Instruction:
Could you transcribe every record below exactly as written, leaving out any pictures?

Material for this exercise:
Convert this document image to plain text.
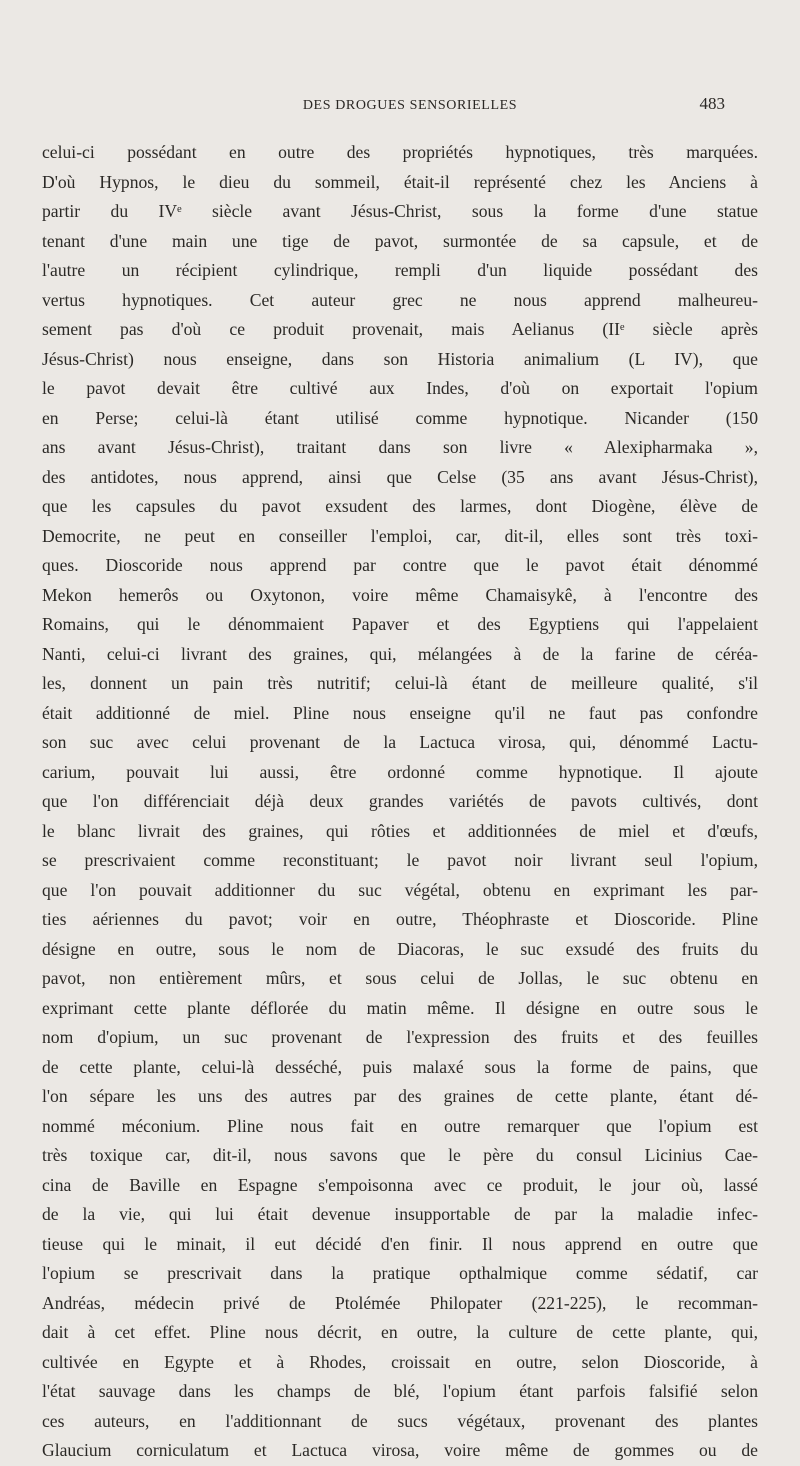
DES DROGUES SENSORIELLES	483
celui-ci possédant en outre des propriétés hypnotiques, très marquées.
D'où Hypnos, le dieu du sommeil, était-il représenté chez les Anciens à
partir du IVᵉ siècle avant Jésus-Christ, sous la forme d'une statue
tenant d'une main une tige de pavot, surmontée de sa capsule, et de
l'autre un récipient cylindrique, rempli d'un liquide possédant des
vertus hypnotiques. Cet auteur grec ne nous apprend malheureu-
sement pas d'où ce produit provenait, mais Aelianus (IIᵉ siècle après
Jésus-Christ) nous enseigne, dans son Historia animalium (L IV), que
le pavot devait être cultivé aux Indes, d'où on exportait l'opium
en Perse; celui-là étant utilisé comme hypnotique. Nicander (150
ans avant Jésus-Christ), traitant dans son livre « Alexipharmaka »,
des antidotes, nous apprend, ainsi que Celse (35 ans avant Jésus-Christ),
que les capsules du pavot exsudent des larmes, dont Diogène, élève de
Democrite, ne peut en conseiller l'emploi, car, dit-il, elles sont très toxi-
ques. Dioscoride nous apprend par contre que le pavot était dénommé
Mekon hemerôs ou Oxytonon, voire même Chamaisykê, à l'encontre des
Romains, qui le dénommaient Papaver et des Egyptiens qui l'appelaient
Nanti, celui-ci livrant des graines, qui, mélangées à de la farine de céréa-
les, donnent un pain très nutritif; celui-là étant de meilleure qualité, s'il
était additionné de miel. Pline nous enseigne qu'il ne faut pas confondre
son suc avec celui provenant de la Lactuca virosa, qui, dénommé Lactu-
carium, pouvait lui aussi, être ordonné comme hypnotique. Il ajoute
que l'on différenciait déjà deux grandes variétés de pavots cultivés, dont
le blanc livrait des graines, qui rôties et additionnées de miel et d'œufs,
se prescrivaient comme reconstituant; le pavot noir livrant seul l'opium,
que l'on pouvait additionner du suc végétal, obtenu en exprimant les par-
ties aériennes du pavot; voir en outre, Théophraste et Dioscoride. Pline
désigne en outre, sous le nom de Diacoras, le suc exsudé des fruits du
pavot, non entièrement mûrs, et sous celui de Jollas, le suc obtenu en
exprimant cette plante déflorée du matin même. Il désigne en outre sous le
nom d'opium, un suc provenant de l'expression des fruits et des feuilles
de cette plante, celui-là desséché, puis malaxé sous la forme de pains, que
l'on sépare les uns des autres par des graines de cette plante, étant dé-
nommé méconium. Pline nous fait en outre remarquer que l'opium est
très toxique car, dit-il, nous savons que le père du consul Licinius Cae-
cina de Baville en Espagne s'empoisonna avec ce produit, le jour où, lassé
de la vie, qui lui était devenue insupportable de par la maladie infec-
tieuse qui le minait, il eut décidé d'en finir. Il nous apprend en outre que
l'opium se prescrivait dans la pratique opthalmique comme sédatif, car
Andréas, médecin privé de Ptolémée Philopater (221-225), le recomman-
dait à cet effet. Pline nous décrit, en outre, la culture de cette plante, qui,
cultivée en Egypte et à Rhodes, croissait en outre, selon Dioscoride, à
l'état sauvage dans les champs de blé, l'opium étant parfois falsifié selon
ces auteurs, en l'additionnant de sucs végétaux, provenant des plantes
Glaucium corniculatum et Lactuca virosa, voire même de gommes ou de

Written answer:
Convert this document image to plain text.
DES DROGUES SENSORIELLES	483
celui-ci possédant en outre des propriétés hypnotiques, très marquées.
D'où Hypnos, le dieu du sommeil, était-il représenté chez les Anciens à
partir du IVᵉ siècle avant Jésus-Christ, sous la forme d'une statue
tenant d'une main une tige de pavot, surmontée de sa capsule, et de
l'autre un récipient cylindrique, rempli d'un liquide possédant des
vertus hypnotiques. Cet auteur grec ne nous apprend malheureu-
sement pas d'où ce produit provenait, mais Aelianus (IIᵉ siècle après
Jésus-Christ) nous enseigne, dans son Historia animalium (L IV), que
le pavot devait être cultivé aux Indes, d'où on exportait l'opium
en Perse; celui-là étant utilisé comme hypnotique. Nicander (150
ans avant Jésus-Christ), traitant dans son livre « Alexipharmaka »,
des antidotes, nous apprend, ainsi que Celse (35 ans avant Jésus-Christ),
que les capsules du pavot exsudent des larmes, dont Diogène, élève de
Democrite, ne peut en conseiller l'emploi, car, dit-il, elles sont très toxi-
ques. Dioscoride nous apprend par contre que le pavot était dénommé
Mekon hemerôs ou Oxytonon, voire même Chamaisykê, à l'encontre des
Romains, qui le dénommaient Papaver et des Egyptiens qui l'appelaient
Nanti, celui-ci livrant des graines, qui, mélangées à de la farine de céréa-
les, donnent un pain très nutritif; celui-là étant de meilleure qualité, s'il
était additionné de miel. Pline nous enseigne qu'il ne faut pas confondre
son suc avec celui provenant de la Lactuca virosa, qui, dénommé Lactu-
carium, pouvait lui aussi, être ordonné comme hypnotique. Il ajoute
que l'on différenciait déjà deux grandes variétés de pavots cultivés, dont
le blanc livrait des graines, qui rôties et additionnées de miel et d'œufs,
se prescrivaient comme reconstituant; le pavot noir livrant seul l'opium,
que l'on pouvait additionner du suc végétal, obtenu en exprimant les par-
ties aériennes du pavot; voir en outre, Théophraste et Dioscoride. Pline
désigne en outre, sous le nom de Diacoras, le suc exsudé des fruits du
pavot, non entièrement mûrs, et sous celui de Jollas, le suc obtenu en
exprimant cette plante déflorée du matin même. Il désigne en outre sous le
nom d'opium, un suc provenant de l'expression des fruits et des feuilles
de cette plante, celui-là desséché, puis malaxé sous la forme de pains, que
l'on sépare les uns des autres par des graines de cette plante, étant dé-
nommé méconium. Pline nous fait en outre remarquer que l'opium est
très toxique car, dit-il, nous savons que le père du consul Licinius Cae-
cina de Baville en Espagne s'empoisonna avec ce produit, le jour où, lassé
de la vie, qui lui était devenue insupportable de par la maladie infec-
tieuse qui le minait, il eut décidé d'en finir. Il nous apprend en outre que
l'opium se prescrivait dans la pratique opthalmique comme sédatif, car
Andréas, médecin privé de Ptolémée Philopater (221-225), le recomman-
dait à cet effet. Pline nous décrit, en outre, la culture de cette plante, qui,
cultivée en Egypte et à Rhodes, croissait en outre, selon Dioscoride, à
l'état sauvage dans les champs de blé, l'opium étant parfois falsifié selon
ces auteurs, en l'additionnant de sucs végétaux, provenant des plantes
Glaucium corniculatum et Lactuca virosa, voire même de gommes ou de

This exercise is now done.